• GIVEN INFORMATION:
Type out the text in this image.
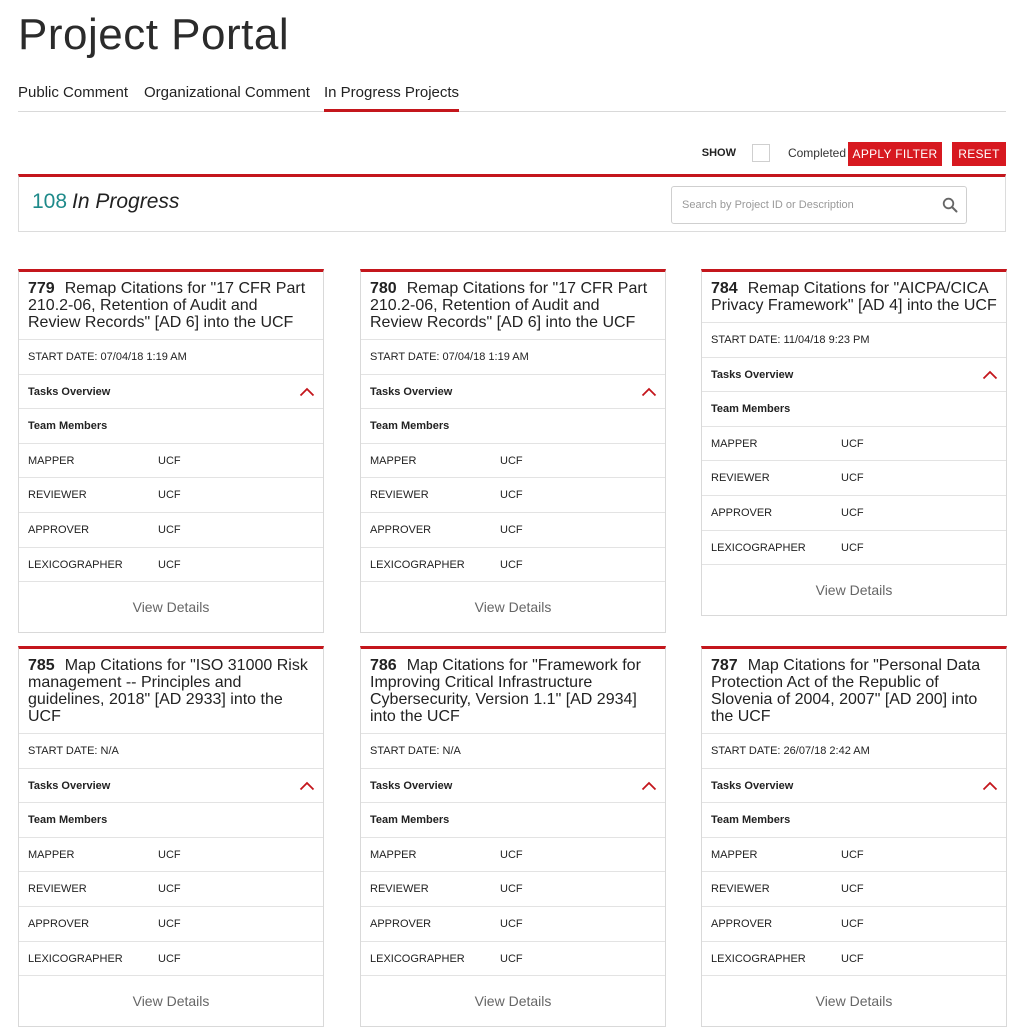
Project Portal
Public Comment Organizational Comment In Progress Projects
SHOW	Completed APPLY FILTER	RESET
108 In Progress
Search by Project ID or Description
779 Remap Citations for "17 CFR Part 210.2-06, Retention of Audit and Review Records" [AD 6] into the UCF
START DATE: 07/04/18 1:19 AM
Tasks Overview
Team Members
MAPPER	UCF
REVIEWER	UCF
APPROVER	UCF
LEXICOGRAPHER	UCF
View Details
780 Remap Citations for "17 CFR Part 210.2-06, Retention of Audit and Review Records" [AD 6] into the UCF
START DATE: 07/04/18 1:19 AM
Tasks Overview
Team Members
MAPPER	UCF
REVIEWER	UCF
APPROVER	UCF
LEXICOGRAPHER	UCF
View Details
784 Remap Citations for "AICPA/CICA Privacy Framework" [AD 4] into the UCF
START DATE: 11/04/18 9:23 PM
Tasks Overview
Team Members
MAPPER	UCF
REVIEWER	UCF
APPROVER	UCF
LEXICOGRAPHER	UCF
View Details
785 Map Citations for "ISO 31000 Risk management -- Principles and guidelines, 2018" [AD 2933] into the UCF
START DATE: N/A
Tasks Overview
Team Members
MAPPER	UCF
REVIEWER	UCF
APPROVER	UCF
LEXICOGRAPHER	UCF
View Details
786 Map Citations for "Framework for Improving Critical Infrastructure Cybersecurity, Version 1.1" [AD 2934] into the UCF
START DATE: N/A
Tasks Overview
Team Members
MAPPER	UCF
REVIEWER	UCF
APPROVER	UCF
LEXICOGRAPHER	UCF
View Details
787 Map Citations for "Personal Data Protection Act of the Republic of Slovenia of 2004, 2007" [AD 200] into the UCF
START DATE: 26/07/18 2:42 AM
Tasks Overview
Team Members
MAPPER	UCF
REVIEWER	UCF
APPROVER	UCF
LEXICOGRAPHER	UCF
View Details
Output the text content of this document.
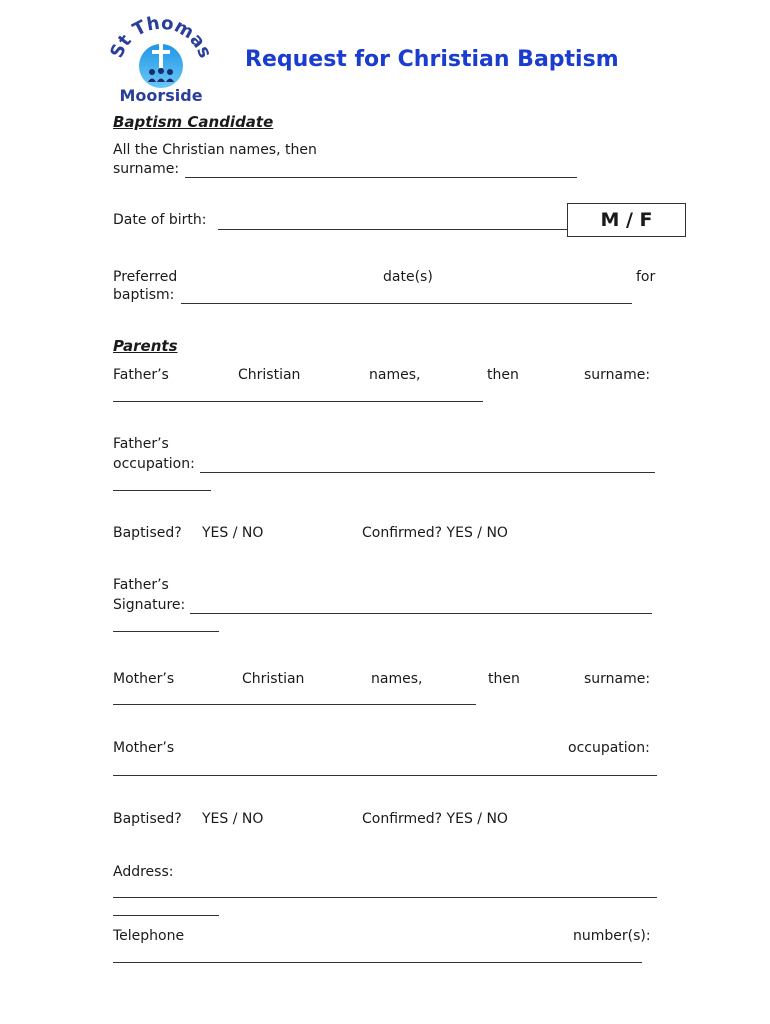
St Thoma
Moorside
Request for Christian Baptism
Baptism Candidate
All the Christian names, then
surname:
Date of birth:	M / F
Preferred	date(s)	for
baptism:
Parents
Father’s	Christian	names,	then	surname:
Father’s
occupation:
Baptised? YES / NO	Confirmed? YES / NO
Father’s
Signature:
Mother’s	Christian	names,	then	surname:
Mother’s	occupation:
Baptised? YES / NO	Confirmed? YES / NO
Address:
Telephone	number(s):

• WHAT IS BEING ASKED: Beginning at the line that contains "Output the text content of this document.", copy each remaining line of the records exactly, through the final one. Omit the pictures.

• ANSWER BELOW:
Output the text content of this document.
St Thoma
Moorside
Request for Christian Baptism
Baptism Candidate
All the Christian names, then
surname:
Date of birth:	M / F
Preferred	date(s)	for
baptism:
Parents
Father’s	Christian	names,	then	surname:
Father’s
occupation:
Baptised? YES / NO	Confirmed? YES / NO
Father’s
Signature:
Mother’s	Christian	names,	then	surname:
Mother’s	occupation:
Baptised? YES / NO	Confirmed? YES / NO
Address:
Telephone	number(s):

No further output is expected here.